● Input data
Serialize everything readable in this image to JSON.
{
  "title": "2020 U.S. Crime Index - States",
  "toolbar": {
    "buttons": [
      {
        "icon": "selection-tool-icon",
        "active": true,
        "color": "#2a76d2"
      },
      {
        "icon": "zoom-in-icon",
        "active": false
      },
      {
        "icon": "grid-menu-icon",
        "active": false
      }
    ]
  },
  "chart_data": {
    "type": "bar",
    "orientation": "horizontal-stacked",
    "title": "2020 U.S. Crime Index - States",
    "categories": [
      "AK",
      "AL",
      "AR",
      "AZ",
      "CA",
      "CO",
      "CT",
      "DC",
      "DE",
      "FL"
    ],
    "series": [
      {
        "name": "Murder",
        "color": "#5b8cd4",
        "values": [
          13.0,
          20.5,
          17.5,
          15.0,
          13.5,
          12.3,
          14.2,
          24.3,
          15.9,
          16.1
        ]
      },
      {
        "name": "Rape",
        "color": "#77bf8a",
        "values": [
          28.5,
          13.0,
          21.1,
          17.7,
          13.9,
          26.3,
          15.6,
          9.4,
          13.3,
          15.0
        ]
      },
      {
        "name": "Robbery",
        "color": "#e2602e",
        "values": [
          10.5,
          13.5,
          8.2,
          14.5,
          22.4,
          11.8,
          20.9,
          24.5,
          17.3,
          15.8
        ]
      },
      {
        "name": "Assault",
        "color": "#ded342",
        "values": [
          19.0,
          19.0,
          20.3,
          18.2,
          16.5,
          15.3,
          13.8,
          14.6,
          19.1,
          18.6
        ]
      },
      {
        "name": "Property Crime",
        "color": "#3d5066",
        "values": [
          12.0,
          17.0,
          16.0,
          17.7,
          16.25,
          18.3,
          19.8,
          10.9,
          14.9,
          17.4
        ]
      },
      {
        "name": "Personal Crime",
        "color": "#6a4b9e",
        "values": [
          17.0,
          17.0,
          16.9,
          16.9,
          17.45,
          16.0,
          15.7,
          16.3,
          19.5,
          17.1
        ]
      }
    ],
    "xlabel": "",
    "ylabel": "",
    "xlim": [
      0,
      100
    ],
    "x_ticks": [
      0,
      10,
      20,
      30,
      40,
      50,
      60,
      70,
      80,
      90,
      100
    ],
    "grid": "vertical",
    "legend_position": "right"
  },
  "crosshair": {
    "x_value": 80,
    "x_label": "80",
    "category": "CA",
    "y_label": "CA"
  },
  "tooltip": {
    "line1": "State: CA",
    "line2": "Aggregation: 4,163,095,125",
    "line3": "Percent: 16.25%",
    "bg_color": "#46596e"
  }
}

● Required work
Please repeat all the records above exactly as they appear.

● Task output
Serialize everything readable in this image to JSON.
{
  "title": "2020 U.S. Crime Index - States",
  "toolbar": {
    "buttons": [
      {
        "icon": "selection-tool-icon",
        "active": true,
        "color": "#2a76d2"
      },
      {
        "icon": "zoom-in-icon",
        "active": false
      },
      {
        "icon": "grid-menu-icon",
        "active": false
      }
    ]
  },
  "chart_data": {
    "type": "bar",
    "orientation": "horizontal-stacked",
    "title": "2020 U.S. Crime Index - States",
    "categories": [
      "AK",
      "AL",
      "AR",
      "AZ",
      "CA",
      "CO",
      "CT",
      "DC",
      "DE",
      "FL"
    ],
    "series": [
      {
        "name": "Murder",
        "color": "#5b8cd4",
        "values": [
          13.0,
          20.5,
          17.5,
          15.0,
          13.5,
          12.3,
          14.2,
          24.3,
          15.9,
          16.1
        ]
      },
      {
        "name": "Rape",
        "color": "#77bf8a",
        "values": [
          28.5,
          13.0,
          21.1,
          17.7,
          13.9,
          26.3,
          15.6,
          9.4,
          13.3,
          15.0
        ]
      },
      {
        "name": "Robbery",
        "color": "#e2602e",
        "values": [
          10.5,
          13.5,
          8.2,
          14.5,
          22.4,
          11.8,
          20.9,
          24.5,
          17.3,
          15.8
        ]
      },
      {
        "name": "Assault",
        "color": "#ded342",
        "values": [
          19.0,
          19.0,
          20.3,
          18.2,
          16.5,
          15.3,
          13.8,
          14.6,
          19.1,
          18.6
        ]
      },
      {
        "name": "Property Crime",
        "color": "#3d5066",
        "values": [
          12.0,
          17.0,
          16.0,
          17.7,
          16.25,
          18.3,
          19.8,
          10.9,
          14.9,
          17.4
        ]
      },
      {
        "name": "Personal Crime",
        "color": "#6a4b9e",
        "values": [
          17.0,
          17.0,
          16.9,
          16.9,
          17.45,
          16.0,
          15.7,
          16.3,
          19.5,
          17.1
        ]
      }
    ],
    "xlabel": "",
    "ylabel": "",
    "xlim": [
      0,
      100
    ],
    "x_ticks": [
      0,
      10,
      20,
      30,
      40,
      50,
      60,
      70,
      80,
      90,
      100
    ],
    "grid": "vertical",
    "legend_position": "right"
  },
  "crosshair": {
    "x_value": 80,
    "x_label": "80",
    "category": "CA",
    "y_label": "CA"
  },
  "tooltip": {
    "line1": "State: CA",
    "line2": "Aggregation: 4,163,095,125",
    "line3": "Percent: 16.25%",
    "bg_color": "#46596e"
  }
}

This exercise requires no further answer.